Scan the data beneath this task and copy each line that includes "Cheltuielile".
##### DATA SUPPLIED
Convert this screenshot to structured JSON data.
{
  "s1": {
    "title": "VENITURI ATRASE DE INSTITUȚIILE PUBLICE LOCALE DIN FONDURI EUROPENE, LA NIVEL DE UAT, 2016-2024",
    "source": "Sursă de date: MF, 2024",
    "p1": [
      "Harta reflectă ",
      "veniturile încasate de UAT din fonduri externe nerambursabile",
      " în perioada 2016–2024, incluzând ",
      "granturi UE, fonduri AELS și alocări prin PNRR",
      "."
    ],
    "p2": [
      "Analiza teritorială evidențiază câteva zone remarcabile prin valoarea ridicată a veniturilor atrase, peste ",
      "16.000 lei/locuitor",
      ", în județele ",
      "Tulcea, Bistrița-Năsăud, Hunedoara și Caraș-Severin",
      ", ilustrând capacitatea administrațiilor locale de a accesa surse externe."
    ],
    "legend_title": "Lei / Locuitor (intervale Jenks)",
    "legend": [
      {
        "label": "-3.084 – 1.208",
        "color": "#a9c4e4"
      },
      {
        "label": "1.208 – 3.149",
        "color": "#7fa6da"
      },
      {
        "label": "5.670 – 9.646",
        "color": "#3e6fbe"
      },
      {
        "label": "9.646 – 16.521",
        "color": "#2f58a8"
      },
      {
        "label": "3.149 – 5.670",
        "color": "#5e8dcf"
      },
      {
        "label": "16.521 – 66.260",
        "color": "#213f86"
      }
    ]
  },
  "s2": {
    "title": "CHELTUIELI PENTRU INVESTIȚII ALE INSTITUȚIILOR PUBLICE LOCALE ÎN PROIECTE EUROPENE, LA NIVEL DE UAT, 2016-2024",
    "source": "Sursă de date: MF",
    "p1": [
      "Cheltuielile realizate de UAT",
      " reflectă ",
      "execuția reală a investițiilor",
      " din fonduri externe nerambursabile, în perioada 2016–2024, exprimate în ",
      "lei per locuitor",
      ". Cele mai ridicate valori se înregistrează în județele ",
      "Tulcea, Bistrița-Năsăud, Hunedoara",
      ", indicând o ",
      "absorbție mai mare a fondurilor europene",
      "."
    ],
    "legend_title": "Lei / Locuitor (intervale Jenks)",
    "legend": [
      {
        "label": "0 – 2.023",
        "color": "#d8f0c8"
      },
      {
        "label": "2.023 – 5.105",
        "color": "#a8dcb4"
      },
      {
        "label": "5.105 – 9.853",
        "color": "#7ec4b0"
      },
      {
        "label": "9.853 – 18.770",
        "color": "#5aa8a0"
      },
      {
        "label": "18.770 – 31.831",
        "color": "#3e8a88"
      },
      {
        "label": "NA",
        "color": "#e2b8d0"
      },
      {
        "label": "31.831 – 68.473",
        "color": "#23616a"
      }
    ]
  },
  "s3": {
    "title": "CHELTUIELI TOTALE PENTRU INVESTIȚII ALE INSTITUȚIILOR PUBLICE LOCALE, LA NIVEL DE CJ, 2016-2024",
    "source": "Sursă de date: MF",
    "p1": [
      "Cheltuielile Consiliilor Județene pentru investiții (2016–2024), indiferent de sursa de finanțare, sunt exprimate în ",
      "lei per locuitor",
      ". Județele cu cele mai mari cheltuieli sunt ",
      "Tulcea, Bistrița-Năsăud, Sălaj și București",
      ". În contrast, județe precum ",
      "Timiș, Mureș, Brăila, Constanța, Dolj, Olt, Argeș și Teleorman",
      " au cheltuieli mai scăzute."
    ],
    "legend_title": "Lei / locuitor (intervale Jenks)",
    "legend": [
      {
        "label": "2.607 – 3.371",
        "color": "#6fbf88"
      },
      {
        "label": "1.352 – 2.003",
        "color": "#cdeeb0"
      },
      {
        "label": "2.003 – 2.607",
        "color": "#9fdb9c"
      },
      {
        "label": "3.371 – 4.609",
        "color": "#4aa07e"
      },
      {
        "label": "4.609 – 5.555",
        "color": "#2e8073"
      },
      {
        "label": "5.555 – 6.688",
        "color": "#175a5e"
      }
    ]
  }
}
##########
SOLUTION TO THE EXERCISE —
      "Cheltuielile realizate de UAT",
      "Cheltuielile Consiliilor Județene pentru investiții (2016–2024), indiferent de sursa de finanțare, sunt exprimate în ",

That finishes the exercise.